▶ _Exercise instructions_: Find every line below that contains the word "Pioggia" and copy it out.
─── Provided material
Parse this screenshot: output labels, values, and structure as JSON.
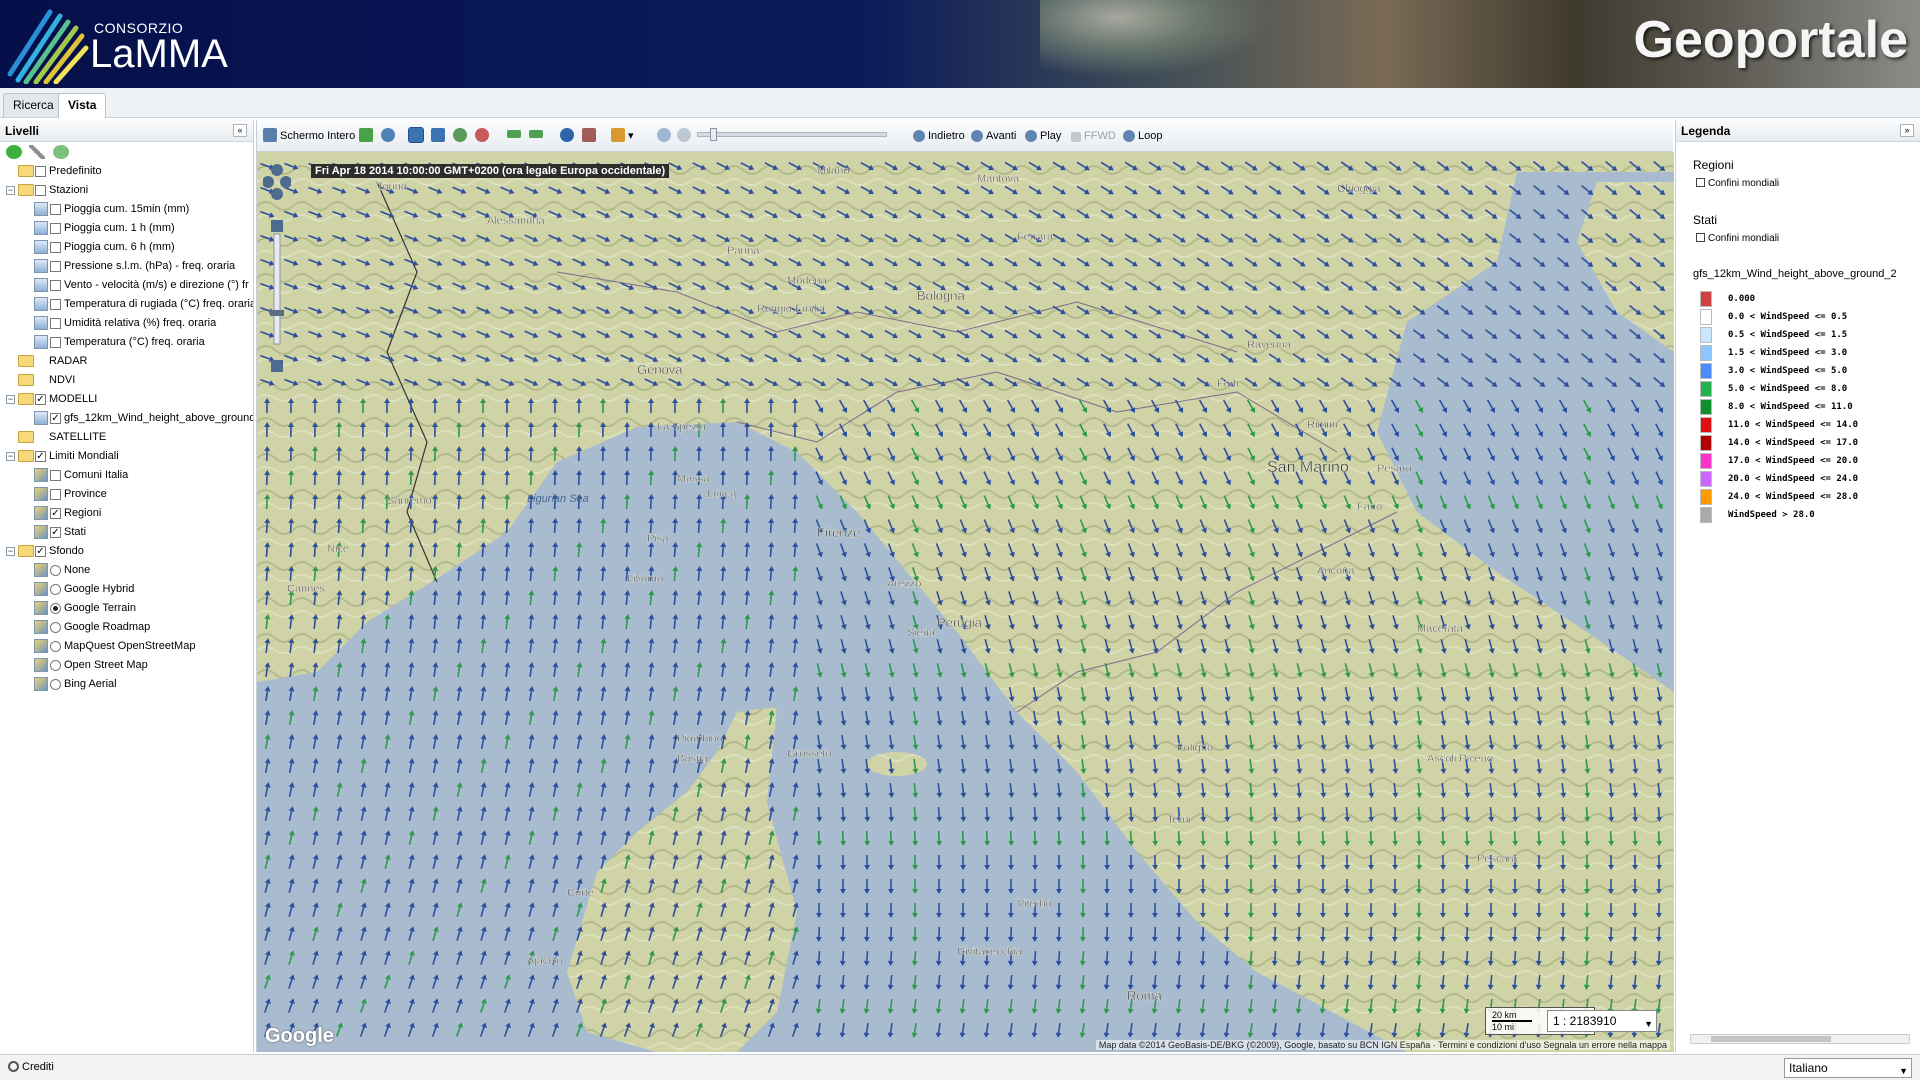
{
  "header": {
    "logo_small": "CONSORZIO",
    "logo_big": "LaMMA",
    "title": "Geoportale"
  },
  "tabs": [
    {
      "label": "Ricerca",
      "active": false
    },
    {
      "label": "Vista",
      "active": true
    }
  ],
  "left_panel": {
    "title": "Livelli",
    "tree": [
      {
        "label": "Predefinito",
        "level": 0,
        "kind": "folder",
        "checked": false
      },
      {
        "label": "Stazioni",
        "level": 0,
        "kind": "folder",
        "checked": false,
        "expanded": true
      },
      {
        "label": "Pioggia cum. 15min (mm)",
        "level": 1,
        "kind": "layer",
        "checked": false
      },
      {
        "label": "Pioggia cum. 1 h (mm)",
        "level": 1,
        "kind": "layer",
        "checked": false
      },
      {
        "label": "Pioggia cum. 6 h (mm)",
        "level": 1,
        "kind": "layer",
        "checked": false
      },
      {
        "label": "Pressione s.l.m. (hPa) - freq. oraria",
        "level": 1,
        "kind": "layer",
        "checked": false
      },
      {
        "label": "Vento - velocità (m/s) e direzione (°) fr",
        "level": 1,
        "kind": "layer",
        "checked": false
      },
      {
        "label": "Temperatura di rugiada (°C) freq. oraria",
        "level": 1,
        "kind": "layer",
        "checked": false
      },
      {
        "label": "Umidità relativa (%) freq. oraria",
        "level": 1,
        "kind": "layer",
        "checked": false
      },
      {
        "label": "Temperatura (°C) freq. oraria",
        "level": 1,
        "kind": "layer",
        "checked": false
      },
      {
        "label": "RADAR",
        "level": 0,
        "kind": "folder",
        "checked": null
      },
      {
        "label": "NDVI",
        "level": 0,
        "kind": "folder",
        "checked": null
      },
      {
        "label": "MODELLI",
        "level": 0,
        "kind": "folder",
        "checked": true,
        "expanded": true
      },
      {
        "label": "gfs_12km_Wind_height_above_ground",
        "level": 1,
        "kind": "layer",
        "checked": true
      },
      {
        "label": "SATELLITE",
        "level": 0,
        "kind": "folder",
        "checked": null
      },
      {
        "label": "Limiti Mondiali",
        "level": 0,
        "kind": "folder",
        "checked": true,
        "expanded": true
      },
      {
        "label": "Comuni Italia",
        "level": 1,
        "kind": "raster",
        "checked": false
      },
      {
        "label": "Province",
        "level": 1,
        "kind": "raster",
        "checked": false
      },
      {
        "label": "Regioni",
        "level": 1,
        "kind": "raster",
        "checked": true
      },
      {
        "label": "Stati",
        "level": 1,
        "kind": "raster",
        "checked": true
      },
      {
        "label": "Sfondo",
        "level": 0,
        "kind": "folder",
        "checked": true,
        "expanded": true
      },
      {
        "label": "None",
        "level": 1,
        "kind": "radio",
        "checked": false
      },
      {
        "label": "Google Hybrid",
        "level": 1,
        "kind": "radio",
        "checked": false
      },
      {
        "label": "Google Terrain",
        "level": 1,
        "kind": "radio",
        "checked": true
      },
      {
        "label": "Google Roadmap",
        "level": 1,
        "kind": "radio",
        "checked": false
      },
      {
        "label": "MapQuest OpenStreetMap",
        "level": 1,
        "kind": "radio",
        "checked": false
      },
      {
        "label": "Open Street Map",
        "level": 1,
        "kind": "radio",
        "checked": false
      },
      {
        "label": "Bing Aerial",
        "level": 1,
        "kind": "radio",
        "checked": false
      }
    ]
  },
  "map_toolbar": {
    "fullscreen": "Schermo Intero",
    "back": "Indietro",
    "forward": "Avanti",
    "play": "Play",
    "ffwd": "FFWD",
    "loop": "Loop"
  },
  "map": {
    "timestamp": "Fri Apr 18 2014 10:00:00 GMT+0200 (ora legale Europa occidentale)",
    "scale_top": "20 km",
    "scale_bottom": "10 mi",
    "scale_value": "1 : 2183910",
    "attribution": "Map data ©2014 GeoBasis-DE/BKG (©2009), Google, basato su BCN IGN España · Termini e condizioni d'uso   Segnala un errore nella mappa",
    "google_logo": "Google",
    "places": [
      {
        "name": "Torino"
      },
      {
        "name": "Milano"
      },
      {
        "name": "Alessandria"
      },
      {
        "name": "Parma"
      },
      {
        "name": "Modena"
      },
      {
        "name": "Bologna"
      },
      {
        "name": "Ferrara"
      },
      {
        "name": "Ravenna"
      },
      {
        "name": "Genova"
      },
      {
        "name": "La Spezia"
      },
      {
        "name": "Forlì"
      },
      {
        "name": "Rimini"
      },
      {
        "name": "San Marino"
      },
      {
        "name": "Pisa"
      },
      {
        "name": "Livorno"
      },
      {
        "name": "Firenze"
      },
      {
        "name": "Arezzo"
      },
      {
        "name": "Perugia"
      },
      {
        "name": "Ancona"
      },
      {
        "name": "Nice"
      },
      {
        "name": "Cannes"
      },
      {
        "name": "Sanremo"
      },
      {
        "name": "Grosseto"
      },
      {
        "name": "Piombino"
      },
      {
        "name": "Bastia"
      },
      {
        "name": "Corte"
      },
      {
        "name": "Ajaccio"
      },
      {
        "name": "Terni"
      },
      {
        "name": "Viterbo"
      },
      {
        "name": "Civitavecchia"
      },
      {
        "name": "Roma"
      },
      {
        "name": "Pescara"
      },
      {
        "name": "Ascoli Piceno"
      },
      {
        "name": "Macerata"
      },
      {
        "name": "Siena"
      },
      {
        "name": "Foligno"
      },
      {
        "name": "Ligurian Sea"
      },
      {
        "name": "Reggio Emilia"
      },
      {
        "name": "Mantova"
      },
      {
        "name": "Chioggia"
      },
      {
        "name": "Lucca"
      },
      {
        "name": "Massa"
      },
      {
        "name": "Fano"
      },
      {
        "name": "Pesaro"
      }
    ]
  },
  "legend": {
    "title": "Legenda",
    "sections": [
      {
        "title": "Regioni",
        "item": "Confini mondiali"
      },
      {
        "title": "Stati",
        "item": "Confini mondiali"
      }
    ],
    "layer_title": "gfs_12km_Wind_height_above_ground_2",
    "classes": [
      {
        "label": "0.000",
        "color": "#d04040"
      },
      {
        "label": "0.0 < WindSpeed <= 0.5",
        "color": "#ffffff"
      },
      {
        "label": "0.5 < WindSpeed <= 1.5",
        "color": "#cce6ff"
      },
      {
        "label": "1.5 < WindSpeed <= 3.0",
        "color": "#8ec5ff"
      },
      {
        "label": "3.0 < WindSpeed <= 5.0",
        "color": "#4a8cff"
      },
      {
        "label": "5.0 < WindSpeed <= 8.0",
        "color": "#22b14c"
      },
      {
        "label": "8.0 < WindSpeed <= 11.0",
        "color": "#0d8f2c"
      },
      {
        "label": "11.0 < WindSpeed <= 14.0",
        "color": "#e01010"
      },
      {
        "label": "14.0 < WindSpeed <= 17.0",
        "color": "#b00000"
      },
      {
        "label": "17.0 < WindSpeed <= 20.0",
        "color": "#ff33cc"
      },
      {
        "label": "20.0 < WindSpeed <= 24.0",
        "color": "#cc66ff"
      },
      {
        "label": "24.0 < WindSpeed <= 28.0",
        "color": "#ff9900"
      },
      {
        "label": "WindSpeed > 28.0",
        "color": "#aaaaaa"
      }
    ]
  },
  "status": {
    "credits": "Crediti",
    "language": "Italiano"
  }
}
──────
▶ _Completed task_:
        "label": "Pioggia cum. 15min (mm)",
        "label": "Pioggia cum. 1 h (mm)",
        "label": "Pioggia cum. 6 h (mm)",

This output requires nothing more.